• _What the task requires_: Every line of the material is to be repeated exactly as it stands.

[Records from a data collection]
=====

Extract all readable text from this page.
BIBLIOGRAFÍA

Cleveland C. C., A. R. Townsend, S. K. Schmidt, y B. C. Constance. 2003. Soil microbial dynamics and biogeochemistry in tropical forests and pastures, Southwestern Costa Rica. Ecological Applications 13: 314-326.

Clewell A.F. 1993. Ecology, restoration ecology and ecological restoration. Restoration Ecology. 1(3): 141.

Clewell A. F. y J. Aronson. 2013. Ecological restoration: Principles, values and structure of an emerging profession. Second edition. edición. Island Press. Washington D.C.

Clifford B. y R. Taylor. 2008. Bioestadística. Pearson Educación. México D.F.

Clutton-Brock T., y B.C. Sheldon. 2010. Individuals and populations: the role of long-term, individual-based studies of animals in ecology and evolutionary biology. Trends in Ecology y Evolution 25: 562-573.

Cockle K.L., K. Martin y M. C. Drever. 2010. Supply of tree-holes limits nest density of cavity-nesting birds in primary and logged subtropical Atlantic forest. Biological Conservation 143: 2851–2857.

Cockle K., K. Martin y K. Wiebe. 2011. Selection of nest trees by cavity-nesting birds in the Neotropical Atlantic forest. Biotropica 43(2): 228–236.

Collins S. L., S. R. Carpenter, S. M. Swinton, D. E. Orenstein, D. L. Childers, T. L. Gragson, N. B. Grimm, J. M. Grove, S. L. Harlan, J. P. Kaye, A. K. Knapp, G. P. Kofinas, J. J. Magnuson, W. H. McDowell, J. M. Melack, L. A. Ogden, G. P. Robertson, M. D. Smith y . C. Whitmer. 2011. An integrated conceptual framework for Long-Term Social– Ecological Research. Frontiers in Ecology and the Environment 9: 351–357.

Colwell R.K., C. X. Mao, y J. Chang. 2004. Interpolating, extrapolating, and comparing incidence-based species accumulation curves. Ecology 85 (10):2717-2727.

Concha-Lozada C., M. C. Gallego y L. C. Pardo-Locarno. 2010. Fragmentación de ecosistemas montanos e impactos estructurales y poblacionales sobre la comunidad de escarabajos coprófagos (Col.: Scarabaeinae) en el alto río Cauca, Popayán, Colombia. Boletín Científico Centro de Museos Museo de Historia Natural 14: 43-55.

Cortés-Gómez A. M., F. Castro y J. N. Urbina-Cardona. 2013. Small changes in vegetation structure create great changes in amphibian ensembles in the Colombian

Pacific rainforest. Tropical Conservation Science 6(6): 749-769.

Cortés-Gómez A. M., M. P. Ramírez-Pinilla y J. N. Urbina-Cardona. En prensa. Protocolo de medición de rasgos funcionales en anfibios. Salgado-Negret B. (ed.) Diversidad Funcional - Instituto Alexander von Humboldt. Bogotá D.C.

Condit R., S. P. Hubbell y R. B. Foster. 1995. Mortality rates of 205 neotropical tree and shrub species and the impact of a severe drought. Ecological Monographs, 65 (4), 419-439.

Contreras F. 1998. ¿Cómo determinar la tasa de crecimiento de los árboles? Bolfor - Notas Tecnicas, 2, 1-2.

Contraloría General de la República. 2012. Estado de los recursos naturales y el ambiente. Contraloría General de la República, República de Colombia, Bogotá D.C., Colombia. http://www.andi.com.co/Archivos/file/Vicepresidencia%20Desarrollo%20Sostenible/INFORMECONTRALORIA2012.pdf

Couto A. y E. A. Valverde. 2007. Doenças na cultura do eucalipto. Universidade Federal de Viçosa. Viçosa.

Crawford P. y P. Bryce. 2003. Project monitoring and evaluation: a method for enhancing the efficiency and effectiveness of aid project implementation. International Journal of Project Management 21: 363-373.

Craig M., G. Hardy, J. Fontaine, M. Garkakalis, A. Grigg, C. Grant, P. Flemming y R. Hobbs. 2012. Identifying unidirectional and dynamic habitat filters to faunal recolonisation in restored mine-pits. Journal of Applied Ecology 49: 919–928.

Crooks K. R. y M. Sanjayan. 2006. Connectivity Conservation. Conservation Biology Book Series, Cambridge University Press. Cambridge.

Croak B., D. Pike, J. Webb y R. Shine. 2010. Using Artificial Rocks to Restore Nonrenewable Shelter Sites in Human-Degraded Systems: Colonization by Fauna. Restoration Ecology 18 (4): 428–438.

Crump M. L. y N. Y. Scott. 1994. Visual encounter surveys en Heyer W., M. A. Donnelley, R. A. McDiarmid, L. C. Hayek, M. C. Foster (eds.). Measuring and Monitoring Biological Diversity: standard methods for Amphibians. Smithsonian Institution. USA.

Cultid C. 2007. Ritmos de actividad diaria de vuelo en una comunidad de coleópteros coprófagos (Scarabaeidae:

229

=====

• _Written solution_:
Extract all readable text from this page.
BIBLIOGRAFÍA

Cleveland C. C., A. R. Townsend, S. K. Schmidt, y B. C. Constance. 2003. Soil microbial dynamics and biogeochemistry in tropical forests and pastures, Southwestern Costa Rica. Ecological Applications 13: 314-326.

Clewell A.F. 1993. Ecology, restoration ecology and ecological restoration. Restoration Ecology. 1(3): 141.

Clewell A. F. y J. Aronson. 2013. Ecological restoration: Principles, values and structure of an emerging profession. Second edition. edición. Island Press. Washington D.C.

Clifford B. y R. Taylor. 2008. Bioestadística. Pearson Educación. México D.F.

Clutton-Brock T., y B.C. Sheldon. 2010. Individuals and populations: the role of long-term, individual-based studies of animals in ecology and evolutionary biology. Trends in Ecology y Evolution 25: 562-573.

Cockle K.L., K. Martin y M. C. Drever. 2010. Supply of tree-holes limits nest density of cavity-nesting birds in primary and logged subtropical Atlantic forest. Biological Conservation 143: 2851–2857.

Cockle K., K. Martin y K. Wiebe. 2011. Selection of nest trees by cavity-nesting birds in the Neotropical Atlantic forest. Biotropica 43(2): 228–236.

Collins S. L., S. R. Carpenter, S. M. Swinton, D. E. Orenstein, D. L. Childers, T. L. Gragson, N. B. Grimm, J. M. Grove, S. L. Harlan, J. P. Kaye, A. K. Knapp, G. P. Kofinas, J. J. Magnuson, W. H. McDowell, J. M. Melack, L. A. Ogden, G. P. Robertson, M. D. Smith y . C. Whitmer. 2011. An integrated conceptual framework for Long-Term Social– Ecological Research. Frontiers in Ecology and the Environment 9: 351–357.

Colwell R.K., C. X. Mao, y J. Chang. 2004. Interpolating, extrapolating, and comparing incidence-based species accumulation curves. Ecology 85 (10):2717-2727.

Concha-Lozada C., M. C. Gallego y L. C. Pardo-Locarno. 2010. Fragmentación de ecosistemas montanos e impactos estructurales y poblacionales sobre la comunidad de escarabajos coprófagos (Col.: Scarabaeinae) en el alto río Cauca, Popayán, Colombia. Boletín Científico Centro de Museos Museo de Historia Natural 14: 43-55.

Cortés-Gómez A. M., F. Castro y J. N. Urbina-Cardona. 2013. Small changes in vegetation structure create great changes in amphibian ensembles in the Colombian

Pacific rainforest. Tropical Conservation Science 6(6): 749-769.

Cortés-Gómez A. M., M. P. Ramírez-Pinilla y J. N. Urbina-Cardona. En prensa. Protocolo de medición de rasgos funcionales en anfibios. Salgado-Negret B. (ed.) Diversidad Funcional - Instituto Alexander von Humboldt. Bogotá D.C.

Condit R., S. P. Hubbell y R. B. Foster. 1995. Mortality rates of 205 neotropical tree and shrub species and the impact of a severe drought. Ecological Monographs, 65 (4), 419-439.

Contreras F. 1998. ¿Cómo determinar la tasa de crecimiento de los árboles? Bolfor - Notas Tecnicas, 2, 1-2.

Contraloría General de la República. 2012. Estado de los recursos naturales y el ambiente. Contraloría General de la República, República de Colombia, Bogotá D.C., Colombia. http://www.andi.com.co/Archivos/file/Vicepresidencia%20Desarrollo%20Sostenible/INFORMECONTRALORIA2012.pdf

Couto A. y E. A. Valverde. 2007. Doenças na cultura do eucalipto. Universidade Federal de Viçosa. Viçosa.

Crawford P. y P. Bryce. 2003. Project monitoring and evaluation: a method for enhancing the efficiency and effectiveness of aid project implementation. International Journal of Project Management 21: 363-373.

Craig M., G. Hardy, J. Fontaine, M. Garkakalis, A. Grigg, C. Grant, P. Flemming y R. Hobbs. 2012. Identifying unidirectional and dynamic habitat filters to faunal recolonisation in restored mine-pits. Journal of Applied Ecology 49: 919–928.

Crooks K. R. y M. Sanjayan. 2006. Connectivity Conservation. Conservation Biology Book Series, Cambridge University Press. Cambridge.

Croak B., D. Pike, J. Webb y R. Shine. 2010. Using Artificial Rocks to Restore Nonrenewable Shelter Sites in Human-Degraded Systems: Colonization by Fauna. Restoration Ecology 18 (4): 428–438.

Crump M. L. y N. Y. Scott. 1994. Visual encounter surveys en Heyer W., M. A. Donnelley, R. A. McDiarmid, L. C. Hayek, M. C. Foster (eds.). Measuring and Monitoring Biological Diversity: standard methods for Amphibians. Smithsonian Institution. USA.

Cultid C. 2007. Ritmos de actividad diaria de vuelo en una comunidad de coleópteros coprófagos (Scarabaeidae:

229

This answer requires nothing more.